**GIVEN INSTRUCTION**
Write out each line beneath this one exactly as it reads.
──────── EXTRACTED MATERIAL
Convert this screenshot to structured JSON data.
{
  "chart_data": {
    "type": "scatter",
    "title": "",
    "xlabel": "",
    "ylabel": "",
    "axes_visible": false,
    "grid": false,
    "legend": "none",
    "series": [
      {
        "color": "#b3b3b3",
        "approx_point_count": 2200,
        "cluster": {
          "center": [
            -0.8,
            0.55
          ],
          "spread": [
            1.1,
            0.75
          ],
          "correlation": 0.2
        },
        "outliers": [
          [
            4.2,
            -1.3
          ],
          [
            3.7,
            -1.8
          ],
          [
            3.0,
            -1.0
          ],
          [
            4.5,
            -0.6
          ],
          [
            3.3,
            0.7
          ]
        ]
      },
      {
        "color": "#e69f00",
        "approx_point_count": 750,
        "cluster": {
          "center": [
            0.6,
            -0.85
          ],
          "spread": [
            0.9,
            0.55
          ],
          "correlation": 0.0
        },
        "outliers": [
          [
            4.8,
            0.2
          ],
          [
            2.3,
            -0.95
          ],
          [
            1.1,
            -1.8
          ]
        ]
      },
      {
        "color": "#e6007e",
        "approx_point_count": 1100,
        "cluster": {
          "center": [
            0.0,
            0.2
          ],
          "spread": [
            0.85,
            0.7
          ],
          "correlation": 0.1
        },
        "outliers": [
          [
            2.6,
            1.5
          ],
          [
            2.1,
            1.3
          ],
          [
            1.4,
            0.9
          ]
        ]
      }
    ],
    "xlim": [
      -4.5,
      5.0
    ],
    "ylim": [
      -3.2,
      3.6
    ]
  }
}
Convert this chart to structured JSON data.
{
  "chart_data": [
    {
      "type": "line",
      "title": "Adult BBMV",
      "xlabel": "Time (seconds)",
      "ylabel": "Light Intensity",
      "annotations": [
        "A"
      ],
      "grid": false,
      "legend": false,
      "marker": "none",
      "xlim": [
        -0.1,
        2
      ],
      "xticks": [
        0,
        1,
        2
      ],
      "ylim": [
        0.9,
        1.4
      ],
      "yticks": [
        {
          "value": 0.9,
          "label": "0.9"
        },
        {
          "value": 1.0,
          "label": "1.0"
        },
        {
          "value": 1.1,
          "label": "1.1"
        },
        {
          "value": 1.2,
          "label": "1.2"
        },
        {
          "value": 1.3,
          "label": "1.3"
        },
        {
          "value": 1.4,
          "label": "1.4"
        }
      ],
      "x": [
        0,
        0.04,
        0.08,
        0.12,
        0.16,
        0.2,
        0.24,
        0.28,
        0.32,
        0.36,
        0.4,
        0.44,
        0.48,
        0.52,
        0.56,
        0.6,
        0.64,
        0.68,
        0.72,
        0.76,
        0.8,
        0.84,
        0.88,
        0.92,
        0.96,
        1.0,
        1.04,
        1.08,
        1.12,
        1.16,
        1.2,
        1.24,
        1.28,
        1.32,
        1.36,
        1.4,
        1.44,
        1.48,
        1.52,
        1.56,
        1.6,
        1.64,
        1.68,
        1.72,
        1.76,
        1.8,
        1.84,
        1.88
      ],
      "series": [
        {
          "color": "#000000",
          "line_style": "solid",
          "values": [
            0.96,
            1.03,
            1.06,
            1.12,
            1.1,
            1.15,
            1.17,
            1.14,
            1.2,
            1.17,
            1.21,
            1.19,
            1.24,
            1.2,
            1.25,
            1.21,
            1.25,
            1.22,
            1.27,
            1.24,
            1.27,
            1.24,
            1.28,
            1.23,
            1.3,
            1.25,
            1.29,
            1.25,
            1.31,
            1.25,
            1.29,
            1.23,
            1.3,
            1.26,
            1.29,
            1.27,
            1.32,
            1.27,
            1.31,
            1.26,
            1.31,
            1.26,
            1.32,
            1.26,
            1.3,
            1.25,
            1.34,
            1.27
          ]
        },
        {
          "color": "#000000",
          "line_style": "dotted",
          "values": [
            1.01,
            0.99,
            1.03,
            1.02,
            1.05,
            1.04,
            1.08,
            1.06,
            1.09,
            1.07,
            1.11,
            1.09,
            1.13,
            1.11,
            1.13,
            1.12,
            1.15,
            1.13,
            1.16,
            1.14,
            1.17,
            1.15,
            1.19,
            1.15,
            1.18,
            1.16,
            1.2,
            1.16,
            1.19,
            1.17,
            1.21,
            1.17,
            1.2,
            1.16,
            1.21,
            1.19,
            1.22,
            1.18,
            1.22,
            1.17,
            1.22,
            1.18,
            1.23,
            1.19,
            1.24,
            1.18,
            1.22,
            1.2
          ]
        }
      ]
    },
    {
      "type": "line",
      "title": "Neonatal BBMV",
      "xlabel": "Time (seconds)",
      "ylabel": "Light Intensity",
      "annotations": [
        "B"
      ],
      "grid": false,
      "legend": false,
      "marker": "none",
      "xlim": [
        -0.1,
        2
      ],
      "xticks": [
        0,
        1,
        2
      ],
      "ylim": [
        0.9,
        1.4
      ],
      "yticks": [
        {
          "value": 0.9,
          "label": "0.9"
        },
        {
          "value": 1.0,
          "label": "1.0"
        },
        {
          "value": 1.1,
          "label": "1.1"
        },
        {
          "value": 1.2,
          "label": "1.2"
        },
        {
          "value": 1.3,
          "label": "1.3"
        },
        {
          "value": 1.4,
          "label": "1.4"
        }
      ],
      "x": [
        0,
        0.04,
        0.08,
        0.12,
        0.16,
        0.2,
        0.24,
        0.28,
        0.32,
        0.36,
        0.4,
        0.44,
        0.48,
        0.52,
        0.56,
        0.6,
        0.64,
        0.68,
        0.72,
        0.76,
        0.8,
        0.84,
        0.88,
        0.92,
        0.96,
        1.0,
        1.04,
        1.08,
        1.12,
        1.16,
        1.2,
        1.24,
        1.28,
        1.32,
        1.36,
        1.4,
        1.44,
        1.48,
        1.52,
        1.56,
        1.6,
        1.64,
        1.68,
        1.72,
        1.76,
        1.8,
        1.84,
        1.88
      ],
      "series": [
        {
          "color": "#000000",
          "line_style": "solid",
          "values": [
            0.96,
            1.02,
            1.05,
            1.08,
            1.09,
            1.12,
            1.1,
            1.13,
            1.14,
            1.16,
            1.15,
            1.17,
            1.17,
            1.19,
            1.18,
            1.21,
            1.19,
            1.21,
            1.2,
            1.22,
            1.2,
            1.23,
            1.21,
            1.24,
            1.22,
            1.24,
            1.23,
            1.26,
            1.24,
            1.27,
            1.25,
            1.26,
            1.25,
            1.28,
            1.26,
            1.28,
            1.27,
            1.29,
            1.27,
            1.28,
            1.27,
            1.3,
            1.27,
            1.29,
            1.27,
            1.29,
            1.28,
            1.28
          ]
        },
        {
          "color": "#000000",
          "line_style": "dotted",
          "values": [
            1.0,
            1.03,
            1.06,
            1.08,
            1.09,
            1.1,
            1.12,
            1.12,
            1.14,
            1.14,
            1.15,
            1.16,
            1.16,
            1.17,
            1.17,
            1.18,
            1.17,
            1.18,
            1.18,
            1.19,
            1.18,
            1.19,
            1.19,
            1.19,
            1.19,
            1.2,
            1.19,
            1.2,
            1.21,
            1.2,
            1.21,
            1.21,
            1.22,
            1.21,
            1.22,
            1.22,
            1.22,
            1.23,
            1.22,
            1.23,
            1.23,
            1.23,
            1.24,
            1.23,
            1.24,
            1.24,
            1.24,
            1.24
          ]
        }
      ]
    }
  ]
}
────────────────
**IN RESPONSE**
Convert this screenshot to structured JSON data.
{
  "chart_data": {
    "type": "scatter",
    "title": "",
    "xlabel": "",
    "ylabel": "",
    "axes_visible": false,
    "grid": false,
    "legend": "none",
    "series": [
      {
        "color": "#b3b3b3",
        "approx_point_count": 2200,
        "cluster": {
          "center": [
            -0.8,
            0.55
          ],
          "spread": [
            1.1,
            0.75
          ],
          "correlation": 0.2
        },
        "outliers": [
          [
            4.2,
            -1.3
          ],
          [
            3.7,
            -1.8
          ],
          [
            3.0,
            -1.0
          ],
          [
            4.5,
            -0.6
          ],
          [
            3.3,
            0.7
          ]
        ]
      },
      {
        "color": "#e69f00",
        "approx_point_count": 750,
        "cluster": {
          "center": [
            0.6,
            -0.85
          ],
          "spread": [
            0.9,
            0.55
          ],
          "correlation": 0.0
        },
        "outliers": [
          [
            4.8,
            0.2
          ],
          [
            2.3,
            -0.95
          ],
          [
            1.1,
            -1.8
          ]
        ]
      },
      {
        "color": "#e6007e",
        "approx_point_count": 1100,
        "cluster": {
          "center": [
            0.0,
            0.2
          ],
          "spread": [
            0.85,
            0.7
          ],
          "correlation": 0.1
        },
        "outliers": [
          [
            2.6,
            1.5
          ],
          [
            2.1,
            1.3
          ],
          [
            1.4,
            0.9
          ]
        ]
      }
    ],
    "xlim": [
      -4.5,
      5.0
    ],
    "ylim": [
      -3.2,
      3.6
    ]
  }
}
Convert this chart to structured JSON data.
{
  "chart_data": [
    {
      "type": "line",
      "title": "Adult BBMV",
      "xlabel": "Time (seconds)",
      "ylabel": "Light Intensity",
      "annotations": [
        "A"
      ],
      "grid": false,
      "legend": false,
      "marker": "none",
      "xlim": [
        -0.1,
        2
      ],
      "xticks": [
        0,
        1,
        2
      ],
      "ylim": [
        0.9,
        1.4
      ],
      "yticks": [
        {
          "value": 0.9,
          "label": "0.9"
        },
        {
          "value": 1.0,
          "label": "1.0"
        },
        {
          "value": 1.1,
          "label": "1.1"
        },
        {
          "value": 1.2,
          "label": "1.2"
        },
        {
          "value": 1.3,
          "label": "1.3"
        },
        {
          "value": 1.4,
          "label": "1.4"
        }
      ],
      "x": [
        0,
        0.04,
        0.08,
        0.12,
        0.16,
        0.2,
        0.24,
        0.28,
        0.32,
        0.36,
        0.4,
        0.44,
        0.48,
        0.52,
        0.56,
        0.6,
        0.64,
        0.68,
        0.72,
        0.76,
        0.8,
        0.84,
        0.88,
        0.92,
        0.96,
        1.0,
        1.04,
        1.08,
        1.12,
        1.16,
        1.2,
        1.24,
        1.28,
        1.32,
        1.36,
        1.4,
        1.44,
        1.48,
        1.52,
        1.56,
        1.6,
        1.64,
        1.68,
        1.72,
        1.76,
        1.8,
        1.84,
        1.88
      ],
      "series": [
        {
          "color": "#000000",
          "line_style": "solid",
          "values": [
            0.96,
            1.03,
            1.06,
            1.12,
            1.1,
            1.15,
            1.17,
            1.14,
            1.2,
            1.17,
            1.21,
            1.19,
            1.24,
            1.2,
            1.25,
            1.21,
            1.25,
            1.22,
            1.27,
            1.24,
            1.27,
            1.24,
            1.28,
            1.23,
            1.3,
            1.25,
            1.29,
            1.25,
            1.31,
            1.25,
            1.29,
            1.23,
            1.3,
            1.26,
            1.29,
            1.27,
            1.32,
            1.27,
            1.31,
            1.26,
            1.31,
            1.26,
            1.32,
            1.26,
            1.3,
            1.25,
            1.34,
            1.27
          ]
        },
        {
          "color": "#000000",
          "line_style": "dotted",
          "values": [
            1.01,
            0.99,
            1.03,
            1.02,
            1.05,
            1.04,
            1.08,
            1.06,
            1.09,
            1.07,
            1.11,
            1.09,
            1.13,
            1.11,
            1.13,
            1.12,
            1.15,
            1.13,
            1.16,
            1.14,
            1.17,
            1.15,
            1.19,
            1.15,
            1.18,
            1.16,
            1.2,
            1.16,
            1.19,
            1.17,
            1.21,
            1.17,
            1.2,
            1.16,
            1.21,
            1.19,
            1.22,
            1.18,
            1.22,
            1.17,
            1.22,
            1.18,
            1.23,
            1.19,
            1.24,
            1.18,
            1.22,
            1.2
          ]
        }
      ]
    },
    {
      "type": "line",
      "title": "Neonatal BBMV",
      "xlabel": "Time (seconds)",
      "ylabel": "Light Intensity",
      "annotations": [
        "B"
      ],
      "grid": false,
      "legend": false,
      "marker": "none",
      "xlim": [
        -0.1,
        2
      ],
      "xticks": [
        0,
        1,
        2
      ],
      "ylim": [
        0.9,
        1.4
      ],
      "yticks": [
        {
          "value": 0.9,
          "label": "0.9"
        },
        {
          "value": 1.0,
          "label": "1.0"
        },
        {
          "value": 1.1,
          "label": "1.1"
        },
        {
          "value": 1.2,
          "label": "1.2"
        },
        {
          "value": 1.3,
          "label": "1.3"
        },
        {
          "value": 1.4,
          "label": "1.4"
        }
      ],
      "x": [
        0,
        0.04,
        0.08,
        0.12,
        0.16,
        0.2,
        0.24,
        0.28,
        0.32,
        0.36,
        0.4,
        0.44,
        0.48,
        0.52,
        0.56,
        0.6,
        0.64,
        0.68,
        0.72,
        0.76,
        0.8,
        0.84,
        0.88,
        0.92,
        0.96,
        1.0,
        1.04,
        1.08,
        1.12,
        1.16,
        1.2,
        1.24,
        1.28,
        1.32,
        1.36,
        1.4,
        1.44,
        1.48,
        1.52,
        1.56,
        1.6,
        1.64,
        1.68,
        1.72,
        1.76,
        1.8,
        1.84,
        1.88
      ],
      "series": [
        {
          "color": "#000000",
          "line_style": "solid",
          "values": [
            0.96,
            1.02,
            1.05,
            1.08,
            1.09,
            1.12,
            1.1,
            1.13,
            1.14,
            1.16,
            1.15,
            1.17,
            1.17,
            1.19,
            1.18,
            1.21,
            1.19,
            1.21,
            1.2,
            1.22,
            1.2,
            1.23,
            1.21,
            1.24,
            1.22,
            1.24,
            1.23,
            1.26,
            1.24,
            1.27,
            1.25,
            1.26,
            1.25,
            1.28,
            1.26,
            1.28,
            1.27,
            1.29,
            1.27,
            1.28,
            1.27,
            1.3,
            1.27,
            1.29,
            1.27,
            1.29,
            1.28,
            1.28
          ]
        },
        {
          "color": "#000000",
          "line_style": "dotted",
          "values": [
            1.0,
            1.03,
            1.06,
            1.08,
            1.09,
            1.1,
            1.12,
            1.12,
            1.14,
            1.14,
            1.15,
            1.16,
            1.16,
            1.17,
            1.17,
            1.18,
            1.17,
            1.18,
            1.18,
            1.19,
            1.18,
            1.19,
            1.19,
            1.19,
            1.19,
            1.2,
            1.19,
            1.2,
            1.21,
            1.2,
            1.21,
            1.21,
            1.22,
            1.21,
            1.22,
            1.22,
            1.22,
            1.23,
            1.22,
            1.23,
            1.23,
            1.23,
            1.24,
            1.23,
            1.24,
            1.24,
            1.24,
            1.24
          ]
        }
      ]
    }
  ]
}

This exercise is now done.